▸ **What to work on**: Which lines contain the string "this"? Please list every one of them.

▸ **Listing**:
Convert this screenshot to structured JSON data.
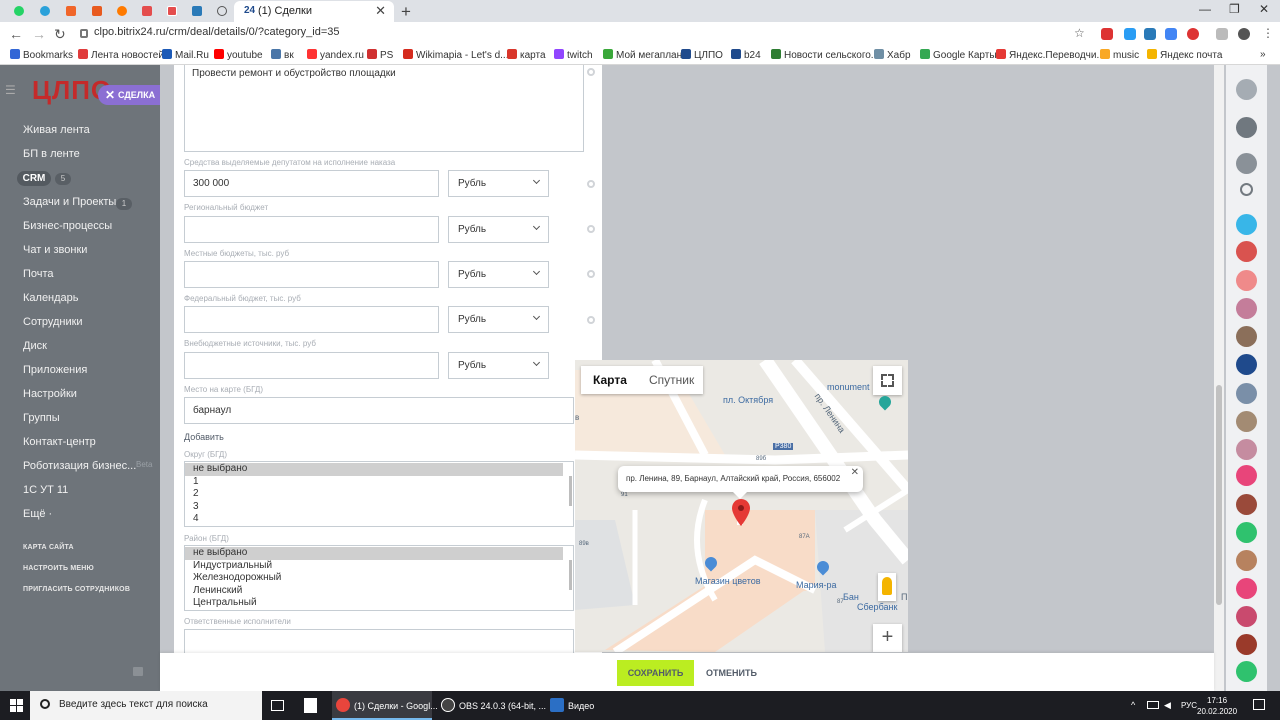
{
  "browser": {
    "active_tab": {
      "favicon": "24",
      "title": "(1) Сделки"
    },
    "url": "clpo.bitrix24.ru/crm/deal/details/0/?category_id=35",
    "pinned_tab_colors": [
      "#25d366",
      "#2aa1da",
      "#f06529",
      "#e85a1f",
      "#ff7a00",
      "#e44d4d",
      "#2a7ab8",
      "#555555"
    ]
  },
  "bookmarks": [
    {
      "label": "Bookmarks",
      "color": "#3367d6"
    },
    {
      "label": "Лента новостей",
      "color": "#e03b3b"
    },
    {
      "label": "Mail.Ru",
      "color": "#1d5ab7"
    },
    {
      "label": "youtube",
      "color": "#ff0000"
    },
    {
      "label": "вк",
      "color": "#4a76a8"
    },
    {
      "label": "yandex.ru",
      "color": "#ff3333"
    },
    {
      "label": "PS",
      "color": "#d03030"
    },
    {
      "label": "Wikimapia - Let's d...",
      "color": "#d52b1e"
    },
    {
      "label": "карта",
      "color": "#d9362b"
    },
    {
      "label": "twitch",
      "color": "#9146ff"
    },
    {
      "label": "Мой мегаплан",
      "color": "#3aa83a"
    },
    {
      "label": "ЦЛПО",
      "color": "#1f4a8c"
    },
    {
      "label": "b24",
      "color": "#1f4a8c"
    },
    {
      "label": "Новости сельского...",
      "color": "#2e7d32"
    },
    {
      "label": "Хабр",
      "color": "#6f8fa5"
    },
    {
      "label": "Google Карты",
      "color": "#34a853"
    },
    {
      "label": "Яндекс.Переводчи...",
      "color": "#e53935"
    },
    {
      "label": "music",
      "color": "#f9a825"
    },
    {
      "label": "Яндекс почта",
      "color": "#f4b400"
    }
  ],
  "left_menu": {
    "logo": "ЦЛПО",
    "deal_chip": "СДЕЛКА",
    "items": [
      {
        "label": "Живая лента"
      },
      {
        "label": "БП в ленте"
      },
      {
        "label": "CRM",
        "count": "5"
      },
      {
        "label": "Задачи и Проекты",
        "count": "1"
      },
      {
        "label": "Бизнес-процессы"
      },
      {
        "label": "Чат и звонки"
      },
      {
        "label": "Почта"
      },
      {
        "label": "Календарь"
      },
      {
        "label": "Сотрудники"
      },
      {
        "label": "Диск"
      },
      {
        "label": "Приложения"
      },
      {
        "label": "Настройки"
      },
      {
        "label": "Группы"
      },
      {
        "label": "Контакт-центр"
      },
      {
        "label": "Роботизация бизнес..."
      },
      {
        "label": "1С УТ 11"
      },
      {
        "label": "Ещё ·"
      }
    ],
    "beta": "Beta",
    "small_links": [
      "КАРТА САЙТА",
      "НАСТРОИТЬ МЕНЮ",
      "ПРИГЛАСИТЬ СОТРУДНИКОВ"
    ]
  },
  "form": {
    "textarea_value": "Провести ремонт и обустройство площадки",
    "fields": [
      {
        "label": "Средства выделяемые депутатом на исполнение наказа",
        "value": "300 000",
        "currency": "Рубль"
      },
      {
        "label": "Региональный бюджет",
        "value": "",
        "currency": "Рубль"
      },
      {
        "label": "Местные бюджеты, тыс. руб",
        "value": "",
        "currency": "Рубль"
      },
      {
        "label": "Федеральный бюджет, тыс. руб",
        "value": "",
        "currency": "Рубль"
      },
      {
        "label": "Внебюджетные источники, тыс. руб",
        "value": "",
        "currency": "Рубль"
      }
    ],
    "map_place": {
      "label": "Место на карте (БГД)",
      "value": "барнаул"
    },
    "add_label": "Добавить",
    "district": {
      "label": "Округ (БГД)",
      "options": [
        "не выбрано",
        "1",
        "2",
        "3",
        "4"
      ]
    },
    "area": {
      "label": "Район (БГД)",
      "options": [
        "не выбрано",
        "Индустриальный",
        "Железнодорожный",
        "Ленинский",
        "Центральный"
      ]
    },
    "responsible_label": "Ответственные исполнители"
  },
  "map": {
    "tab_map": "Карта",
    "tab_satellite": "Спутник",
    "address": "пр. Ленина, 89, Барнаул, Алтайский край, Россия, 656002",
    "labels": {
      "square": "пл. Октября",
      "prospect": "пр. Ленина",
      "monument": "monument",
      "road": "Р380",
      "shop": "Магазин цветов",
      "maria": "Мария-ра",
      "sber1": "Бан",
      "sber2": "Сбербанк",
      "n89b": "89б",
      "n91": "91",
      "n89v": "89в",
      "n87a": "87А",
      "n87": "87",
      "p": "П",
      "v": "в"
    }
  },
  "footer": {
    "save": "СОХРАНИТЬ",
    "cancel": "ОТМЕНИТЬ"
  },
  "taskbar": {
    "search_placeholder": "Введите здесь текст для поиска",
    "apps": [
      {
        "label": "(1) Сделки - Googl...",
        "color": "#e8453c"
      },
      {
        "label": "OBS 24.0.3 (64-bit, ...",
        "color": "#444444"
      },
      {
        "label": "Видео",
        "color": "#2b6fc5"
      }
    ],
    "lang": "РУС",
    "time": "17:16",
    "date": "20.02.2020"
  },
  "right_bar_colors": [
    "#d9534f",
    "#ef8a8a",
    "#c47d9a",
    "#8b6f5a",
    "#1f4a8c",
    "#7a8fa8",
    "#a38b73",
    "#c58ca0",
    "#e8457a",
    "#9a4a3a",
    "#2fc26e",
    "#b7825f",
    "#e8457a",
    "#c94a6e",
    "#9a3a2a",
    "#2fc26e"
  ]
}
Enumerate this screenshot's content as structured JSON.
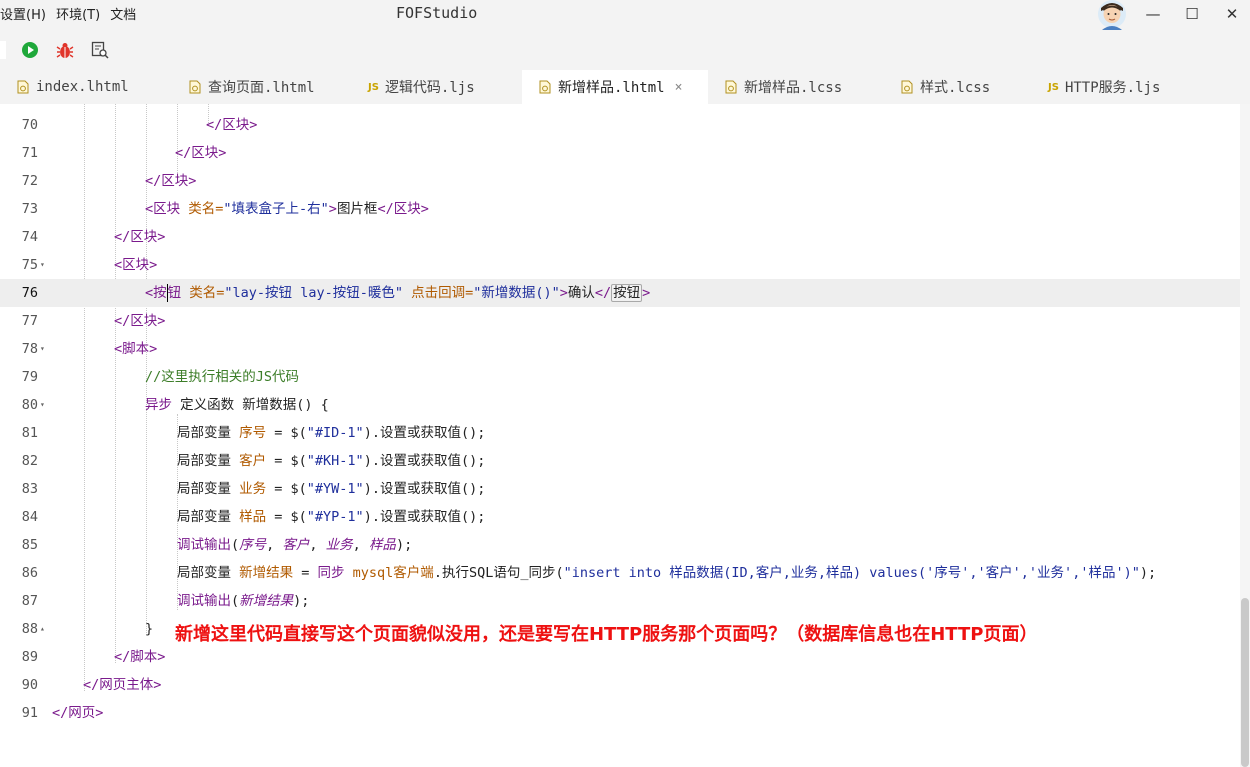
{
  "menu": {
    "settings": "设置(H)",
    "environment": "环境(T)",
    "docs": "文档"
  },
  "app_title": "FOFStudio",
  "window": {
    "minimize": "—",
    "maximize": "☐",
    "close": "✕"
  },
  "tabs": [
    {
      "label": "index.lhtml",
      "kind": "file"
    },
    {
      "label": "查询页面.lhtml",
      "kind": "file"
    },
    {
      "label": "逻辑代码.ljs",
      "kind": "js"
    },
    {
      "label": "新增样品.lhtml",
      "kind": "file",
      "active": true
    },
    {
      "label": "新增样品.lcss",
      "kind": "file"
    },
    {
      "label": "样式.lcss",
      "kind": "file"
    },
    {
      "label": "HTTP服务.ljs",
      "kind": "js"
    }
  ],
  "tab_close": "×",
  "js_badge": "JS",
  "current_line": "76",
  "lines": [
    {
      "n": "70",
      "code": [
        [
          "t",
          "</区块>"
        ]
      ]
    },
    {
      "n": "71",
      "code": [
        [
          "t",
          "</区块>"
        ]
      ]
    },
    {
      "n": "72",
      "code": [
        [
          "t",
          "</区块>"
        ]
      ]
    },
    {
      "n": "73",
      "code": [
        [
          "t",
          "<区块 "
        ],
        [
          "a",
          "类名="
        ],
        [
          "s",
          "\"填表盒子上-右\""
        ],
        [
          "t",
          ">"
        ],
        [
          "p",
          "图片框"
        ],
        [
          "t",
          "</区块>"
        ]
      ]
    },
    {
      "n": "74",
      "code": [
        [
          "t",
          "</区块>"
        ]
      ]
    },
    {
      "n": "75",
      "fold": "▾",
      "code": [
        [
          "t",
          "<区块>"
        ]
      ]
    },
    {
      "n": "76",
      "code": [
        [
          "t",
          "<按"
        ],
        [
          "caret",
          ""
        ],
        [
          "t",
          "钮 "
        ],
        [
          "a",
          "类名="
        ],
        [
          "s",
          "\"lay-按钮 lay-按钮-暖色\" "
        ],
        [
          "a",
          "点击回调="
        ],
        [
          "s",
          "\"新增数据()\""
        ],
        [
          "t",
          ">"
        ],
        [
          "p",
          "确认"
        ],
        [
          "t",
          "</"
        ],
        [
          "hl",
          "按钮"
        ],
        [
          "t",
          ">"
        ]
      ]
    },
    {
      "n": "77",
      "code": [
        [
          "t",
          "</区块>"
        ]
      ]
    },
    {
      "n": "78",
      "fold": "▾",
      "code": [
        [
          "t",
          "<脚本>"
        ]
      ]
    },
    {
      "n": "79",
      "code": [
        [
          "cm",
          "//这里执行相关的JS代码"
        ]
      ]
    },
    {
      "n": "80",
      "fold": "▾",
      "code": [
        [
          "kw",
          "异步 "
        ],
        [
          "p",
          "定义函数 新增数据() {"
        ]
      ]
    },
    {
      "n": "81",
      "code": [
        [
          "p",
          "局部变量 "
        ],
        [
          "a",
          "序号"
        ],
        [
          "p",
          " = $("
        ],
        [
          "s",
          "\"#ID-1\""
        ],
        [
          "p",
          ").设置或获取值();"
        ]
      ]
    },
    {
      "n": "82",
      "code": [
        [
          "p",
          "局部变量 "
        ],
        [
          "a",
          "客户"
        ],
        [
          "p",
          " = $("
        ],
        [
          "s",
          "\"#KH-1\""
        ],
        [
          "p",
          ").设置或获取值();"
        ]
      ]
    },
    {
      "n": "83",
      "code": [
        [
          "p",
          "局部变量 "
        ],
        [
          "a",
          "业务"
        ],
        [
          "p",
          " = $("
        ],
        [
          "s",
          "\"#YW-1\""
        ],
        [
          "p",
          ").设置或获取值();"
        ]
      ]
    },
    {
      "n": "84",
      "code": [
        [
          "p",
          "局部变量 "
        ],
        [
          "a",
          "样品"
        ],
        [
          "p",
          " = $("
        ],
        [
          "s",
          "\"#YP-1\""
        ],
        [
          "p",
          ").设置或获取值();"
        ]
      ]
    },
    {
      "n": "85",
      "code": [
        [
          "kw",
          "调试输出"
        ],
        [
          "p",
          "("
        ],
        [
          "it",
          "序号"
        ],
        [
          "p",
          ", "
        ],
        [
          "it",
          "客户"
        ],
        [
          "p",
          ", "
        ],
        [
          "it",
          "业务"
        ],
        [
          "p",
          ", "
        ],
        [
          "it",
          "样品"
        ],
        [
          "p",
          ");"
        ]
      ]
    },
    {
      "n": "86",
      "code": [
        [
          "p",
          "局部变量 "
        ],
        [
          "a",
          "新增结果"
        ],
        [
          "p",
          " = "
        ],
        [
          "kw",
          "同步 "
        ],
        [
          "a",
          "mysql客户端"
        ],
        [
          "p",
          ".执行SQL语句_同步("
        ],
        [
          "s",
          "\"insert into 样品数据(ID,客户,业务,样品) values('序号','客户','业务','样品')\""
        ],
        [
          "p",
          ");"
        ]
      ]
    },
    {
      "n": "87",
      "code": [
        [
          "kw",
          "调试输出"
        ],
        [
          "p",
          "("
        ],
        [
          "it",
          "新增结果"
        ],
        [
          "p",
          ");"
        ]
      ]
    },
    {
      "n": "88",
      "fold": "▴",
      "code": [
        [
          "p",
          "}"
        ]
      ]
    },
    {
      "n": "89",
      "code": [
        [
          "t",
          "</脚本>"
        ]
      ]
    },
    {
      "n": "90",
      "code": [
        [
          "t",
          "</网页主体>"
        ]
      ]
    },
    {
      "n": "91",
      "code": [
        [
          "t",
          "</网页>"
        ]
      ]
    }
  ],
  "annotation": "新增这里代码直接写这个页面貌似没用，还是要写在HTTP服务那个页面吗？（数据库信息也在HTTP页面）"
}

▸ **Completed task**:
Convert this screenshot to structured JSON data.
Enumerate this screenshot's content as structured JSON.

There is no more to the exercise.